#### Description of the task:
Every record that follows must be duplicated exactly, with images left out.

──────── Source data ────────

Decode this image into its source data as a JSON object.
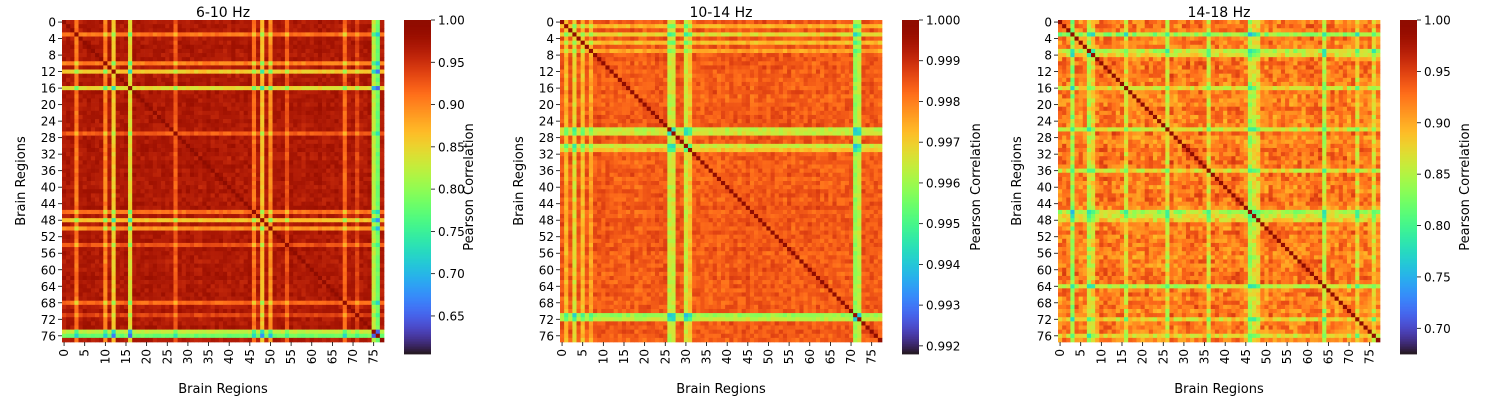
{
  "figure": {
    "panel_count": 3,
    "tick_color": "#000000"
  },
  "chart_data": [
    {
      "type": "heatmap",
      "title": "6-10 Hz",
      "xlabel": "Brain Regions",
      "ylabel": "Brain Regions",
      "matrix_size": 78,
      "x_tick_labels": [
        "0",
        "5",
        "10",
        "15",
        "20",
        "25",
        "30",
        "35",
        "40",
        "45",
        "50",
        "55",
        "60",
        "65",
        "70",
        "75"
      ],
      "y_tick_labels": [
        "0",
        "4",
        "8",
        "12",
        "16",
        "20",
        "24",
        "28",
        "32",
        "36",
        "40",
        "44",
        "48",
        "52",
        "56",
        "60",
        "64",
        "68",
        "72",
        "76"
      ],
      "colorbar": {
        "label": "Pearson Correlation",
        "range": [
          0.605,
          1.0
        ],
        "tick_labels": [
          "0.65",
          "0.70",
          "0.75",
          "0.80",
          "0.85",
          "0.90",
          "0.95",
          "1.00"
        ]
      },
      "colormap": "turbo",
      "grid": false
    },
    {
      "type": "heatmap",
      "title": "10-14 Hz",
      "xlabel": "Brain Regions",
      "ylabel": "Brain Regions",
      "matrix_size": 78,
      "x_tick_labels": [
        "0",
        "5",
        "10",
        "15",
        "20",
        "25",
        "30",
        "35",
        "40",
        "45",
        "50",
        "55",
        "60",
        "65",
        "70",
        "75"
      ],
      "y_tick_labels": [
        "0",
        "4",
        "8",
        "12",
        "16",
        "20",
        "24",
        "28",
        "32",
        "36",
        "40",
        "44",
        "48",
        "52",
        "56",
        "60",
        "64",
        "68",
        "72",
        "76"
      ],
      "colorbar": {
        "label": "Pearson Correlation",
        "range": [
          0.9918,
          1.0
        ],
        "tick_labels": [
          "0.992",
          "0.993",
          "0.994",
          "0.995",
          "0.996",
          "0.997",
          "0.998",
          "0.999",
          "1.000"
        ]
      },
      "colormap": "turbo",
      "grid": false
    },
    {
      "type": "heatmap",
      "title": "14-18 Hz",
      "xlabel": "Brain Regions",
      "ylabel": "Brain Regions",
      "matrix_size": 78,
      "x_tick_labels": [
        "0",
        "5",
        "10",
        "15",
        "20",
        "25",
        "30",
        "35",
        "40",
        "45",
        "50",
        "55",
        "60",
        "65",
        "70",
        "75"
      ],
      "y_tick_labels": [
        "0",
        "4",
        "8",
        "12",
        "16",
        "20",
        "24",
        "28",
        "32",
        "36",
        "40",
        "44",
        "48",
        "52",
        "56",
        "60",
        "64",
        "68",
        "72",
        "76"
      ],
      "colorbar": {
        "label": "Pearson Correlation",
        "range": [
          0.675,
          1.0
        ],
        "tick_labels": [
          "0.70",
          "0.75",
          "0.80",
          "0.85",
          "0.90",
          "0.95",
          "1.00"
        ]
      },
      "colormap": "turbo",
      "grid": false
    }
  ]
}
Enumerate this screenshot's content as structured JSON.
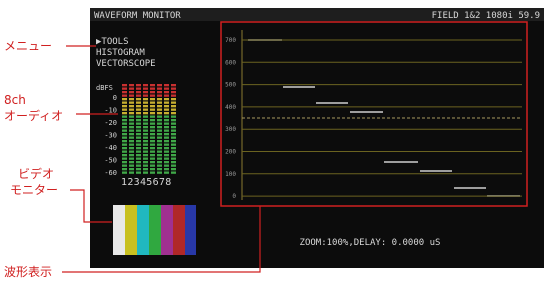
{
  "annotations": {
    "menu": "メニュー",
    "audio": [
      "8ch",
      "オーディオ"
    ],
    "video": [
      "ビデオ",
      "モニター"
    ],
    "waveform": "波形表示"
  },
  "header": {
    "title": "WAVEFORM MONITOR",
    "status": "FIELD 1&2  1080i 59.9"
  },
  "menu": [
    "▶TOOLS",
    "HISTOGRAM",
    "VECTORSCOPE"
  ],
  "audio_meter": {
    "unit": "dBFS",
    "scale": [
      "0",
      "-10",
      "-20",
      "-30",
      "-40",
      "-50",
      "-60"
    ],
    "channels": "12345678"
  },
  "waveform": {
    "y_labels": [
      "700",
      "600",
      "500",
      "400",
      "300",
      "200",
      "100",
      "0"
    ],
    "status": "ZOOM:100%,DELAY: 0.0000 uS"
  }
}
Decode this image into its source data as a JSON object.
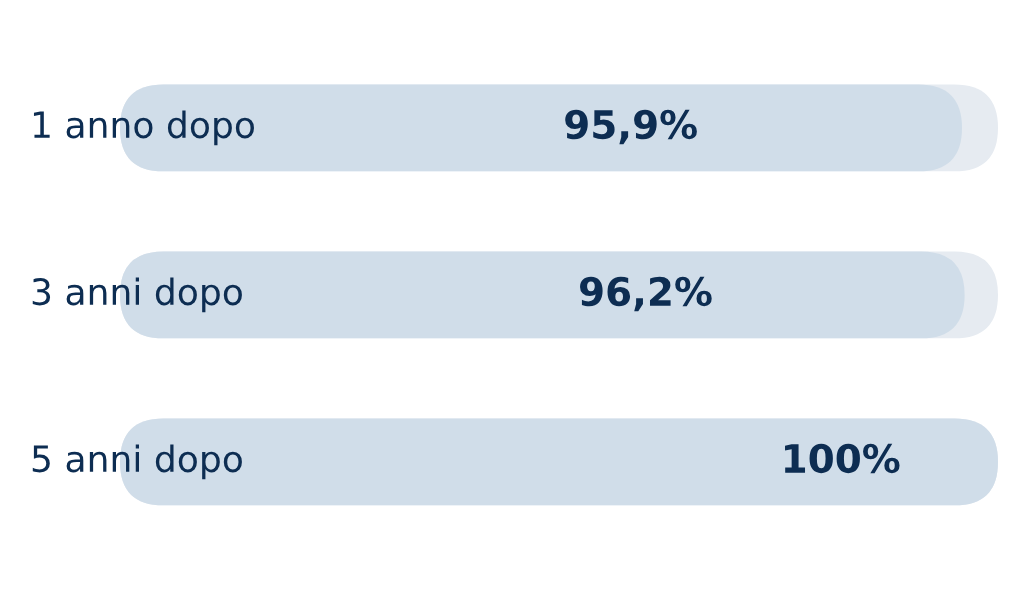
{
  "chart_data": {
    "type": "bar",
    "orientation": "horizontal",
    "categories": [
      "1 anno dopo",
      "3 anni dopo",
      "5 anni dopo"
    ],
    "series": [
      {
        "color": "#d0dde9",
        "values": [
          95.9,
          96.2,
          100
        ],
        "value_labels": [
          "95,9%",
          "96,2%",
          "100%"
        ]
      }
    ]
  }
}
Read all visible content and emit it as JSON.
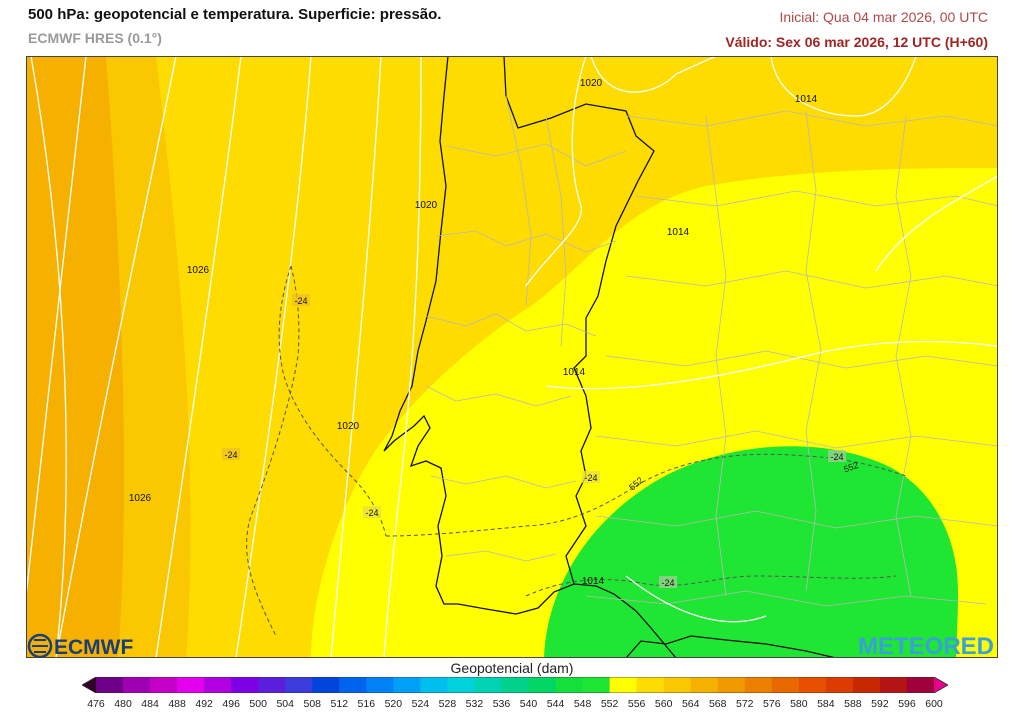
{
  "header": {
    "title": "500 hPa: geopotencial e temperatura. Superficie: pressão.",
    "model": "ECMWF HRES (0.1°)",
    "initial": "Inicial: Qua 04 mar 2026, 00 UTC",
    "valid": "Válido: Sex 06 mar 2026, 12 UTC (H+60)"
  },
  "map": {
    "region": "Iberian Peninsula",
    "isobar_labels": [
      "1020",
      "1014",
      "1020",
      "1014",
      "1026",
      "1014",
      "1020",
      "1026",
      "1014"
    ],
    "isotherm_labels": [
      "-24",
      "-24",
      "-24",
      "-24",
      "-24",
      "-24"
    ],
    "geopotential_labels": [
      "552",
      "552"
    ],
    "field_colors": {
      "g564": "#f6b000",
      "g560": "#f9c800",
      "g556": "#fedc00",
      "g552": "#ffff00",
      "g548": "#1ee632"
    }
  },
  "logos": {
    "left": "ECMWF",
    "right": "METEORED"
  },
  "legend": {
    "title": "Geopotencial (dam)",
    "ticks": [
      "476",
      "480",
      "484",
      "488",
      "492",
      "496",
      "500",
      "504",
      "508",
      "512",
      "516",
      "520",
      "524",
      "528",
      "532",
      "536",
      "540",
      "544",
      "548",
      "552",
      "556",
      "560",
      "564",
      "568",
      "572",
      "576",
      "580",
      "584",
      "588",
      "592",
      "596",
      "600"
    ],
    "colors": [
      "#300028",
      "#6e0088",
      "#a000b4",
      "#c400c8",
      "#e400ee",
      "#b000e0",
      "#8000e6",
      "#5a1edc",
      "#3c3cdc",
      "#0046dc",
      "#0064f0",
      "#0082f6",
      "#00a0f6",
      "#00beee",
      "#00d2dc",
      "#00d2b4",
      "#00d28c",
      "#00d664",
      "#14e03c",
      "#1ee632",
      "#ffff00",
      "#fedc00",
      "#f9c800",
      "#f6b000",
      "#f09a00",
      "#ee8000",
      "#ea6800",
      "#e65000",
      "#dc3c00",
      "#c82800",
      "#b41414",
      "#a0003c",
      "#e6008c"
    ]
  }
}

────────

#### Correct result:
Decode this image into its source data as a JSON object.
{
  "figure": {
    "panel_count": 3,
    "tick_color": "#000000"
  },
  "chart_data": [
    {
      "type": "heatmap",
      "title": "6-10 Hz",
      "xlabel": "Brain Regions",
      "ylabel": "Brain Regions",
      "matrix_size": 78,
      "x_tick_labels": [
        "0",
        "5",
        "10",
        "15",
        "20",
        "25",
        "30",
        "35",
        "40",
        "45",
        "50",
        "55",
        "60",
        "65",
        "70",
        "75"
      ],
      "y_tick_labels": [
        "0",
        "4",
        "8",
        "12",
        "16",
        "20",
        "24",
        "28",
        "32",
        "36",
        "40",
        "44",
        "48",
        "52",
        "56",
        "60",
        "64",
        "68",
        "72",
        "76"
      ],
      "colorbar": {
        "label": "Pearson Correlation",
        "range": [
          0.605,
          1.0
        ],
        "tick_labels": [
          "0.65",
          "0.70",
          "0.75",
          "0.80",
          "0.85",
          "0.90",
          "0.95",
          "1.00"
        ]
      },
      "colormap": "turbo",
      "grid": false
    },
    {
      "type": "heatmap",
      "title": "10-14 Hz",
      "xlabel": "Brain Regions",
      "ylabel": "Brain Regions",
      "matrix_size": 78,
      "x_tick_labels": [
        "0",
        "5",
        "10",
        "15",
        "20",
        "25",
        "30",
        "35",
        "40",
        "45",
        "50",
        "55",
        "60",
        "65",
        "70",
        "75"
      ],
      "y_tick_labels": [
        "0",
        "4",
        "8",
        "12",
        "16",
        "20",
        "24",
        "28",
        "32",
        "36",
        "40",
        "44",
        "48",
        "52",
        "56",
        "60",
        "64",
        "68",
        "72",
        "76"
      ],
      "colorbar": {
        "label": "Pearson Correlation",
        "range": [
          0.9918,
          1.0
        ],
        "tick_labels": [
          "0.992",
          "0.993",
          "0.994",
          "0.995",
          "0.996",
          "0.997",
          "0.998",
          "0.999",
          "1.000"
        ]
      },
      "colormap": "turbo",
      "grid": false
    },
    {
      "type": "heatmap",
      "title": "14-18 Hz",
      "xlabel": "Brain Regions",
      "ylabel": "Brain Regions",
      "matrix_size": 78,
      "x_tick_labels": [
        "0",
        "5",
        "10",
        "15",
        "20",
        "25",
        "30",
        "35",
        "40",
        "45",
        "50",
        "55",
        "60",
        "65",
        "70",
        "75"
      ],
      "y_tick_labels": [
        "0",
        "4",
        "8",
        "12",
        "16",
        "20",
        "24",
        "28",
        "32",
        "36",
        "40",
        "44",
        "48",
        "52",
        "56",
        "60",
        "64",
        "68",
        "72",
        "76"
      ],
      "colorbar": {
        "label": "Pearson Correlation",
        "range": [
          0.675,
          1.0
        ],
        "tick_labels": [
          "0.70",
          "0.75",
          "0.80",
          "0.85",
          "0.90",
          "0.95",
          "1.00"
        ]
      },
      "colormap": "turbo",
      "grid": false
    }
  ]
}
Enumerate this screenshot's content as structured JSON.
{
  "annotations": {
    "menu": "メニュー",
    "audio": [
      "8ch",
      "オーディオ"
    ],
    "video": [
      "ビデオ",
      "モニター"
    ],
    "waveform": "波形表示"
  },
  "header": {
    "title": "WAVEFORM MONITOR",
    "status": "FIELD 1&2  1080i 59.9"
  },
  "menu": [
    "▶TOOLS",
    "HISTOGRAM",
    "VECTORSCOPE"
  ],
  "audio_meter": {
    "unit": "dBFS",
    "scale": [
      "0",
      "-10",
      "-20",
      "-30",
      "-40",
      "-50",
      "-60"
    ],
    "channels": "12345678"
  },
  "waveform": {
    "y_labels": [
      "700",
      "600",
      "500",
      "400",
      "300",
      "200",
      "100",
      "0"
    ],
    "status": "ZOOM:100%,DELAY: 0.0000 uS"
  }
}
Decode this image into its source data as a JSON object.
{
  "chart_data": {
    "type": "bar",
    "orientation": "horizontal",
    "categories": [
      "1 anno dopo",
      "3 anni dopo",
      "5 anni dopo"
    ],
    "series": [
      {
        "color": "#d0dde9",
        "values": [
          95.9,
          96.2,
          100
        ],
        "value_labels": [
          "95,9%",
          "96,2%",
          "100%"
        ]
      }
    ]
  }
}
Read all visible content and emit it as JSON.
{
  "header": {
    "title": "500 hPa: geopotencial e temperatura. Superficie: pressão.",
    "model": "ECMWF HRES (0.1°)",
    "initial": "Inicial: Qua 04 mar 2026, 00 UTC",
    "valid": "Válido: Sex 06 mar 2026, 12 UTC (H+60)"
  },
  "map": {
    "region": "Iberian Peninsula",
    "isobar_labels": [
      "1020",
      "1014",
      "1020",
      "1014",
      "1026",
      "1014",
      "1020",
      "1026",
      "1014"
    ],
    "isotherm_labels": [
      "-24",
      "-24",
      "-24",
      "-24",
      "-24",
      "-24"
    ],
    "geopotential_labels": [
      "552",
      "552"
    ],
    "field_colors": {
      "g564": "#f6b000",
      "g560": "#f9c800",
      "g556": "#fedc00",
      "g552": "#ffff00",
      "g548": "#1ee632"
    }
  },
  "logos": {
    "left": "ECMWF",
    "right": "METEORED"
  },
  "legend": {
    "title": "Geopotencial (dam)",
    "ticks": [
      "476",
      "480",
      "484",
      "488",
      "492",
      "496",
      "500",
      "504",
      "508",
      "512",
      "516",
      "520",
      "524",
      "528",
      "532",
      "536",
      "540",
      "544",
      "548",
      "552",
      "556",
      "560",
      "564",
      "568",
      "572",
      "576",
      "580",
      "584",
      "588",
      "592",
      "596",
      "600"
    ],
    "colors": [
      "#300028",
      "#6e0088",
      "#a000b4",
      "#c400c8",
      "#e400ee",
      "#b000e0",
      "#8000e6",
      "#5a1edc",
      "#3c3cdc",
      "#0046dc",
      "#0064f0",
      "#0082f6",
      "#00a0f6",
      "#00beee",
      "#00d2dc",
      "#00d2b4",
      "#00d28c",
      "#00d664",
      "#14e03c",
      "#1ee632",
      "#ffff00",
      "#fedc00",
      "#f9c800",
      "#f6b000",
      "#f09a00",
      "#ee8000",
      "#ea6800",
      "#e65000",
      "#dc3c00",
      "#c82800",
      "#b41414",
      "#a0003c",
      "#e6008c"
    ]
  }
}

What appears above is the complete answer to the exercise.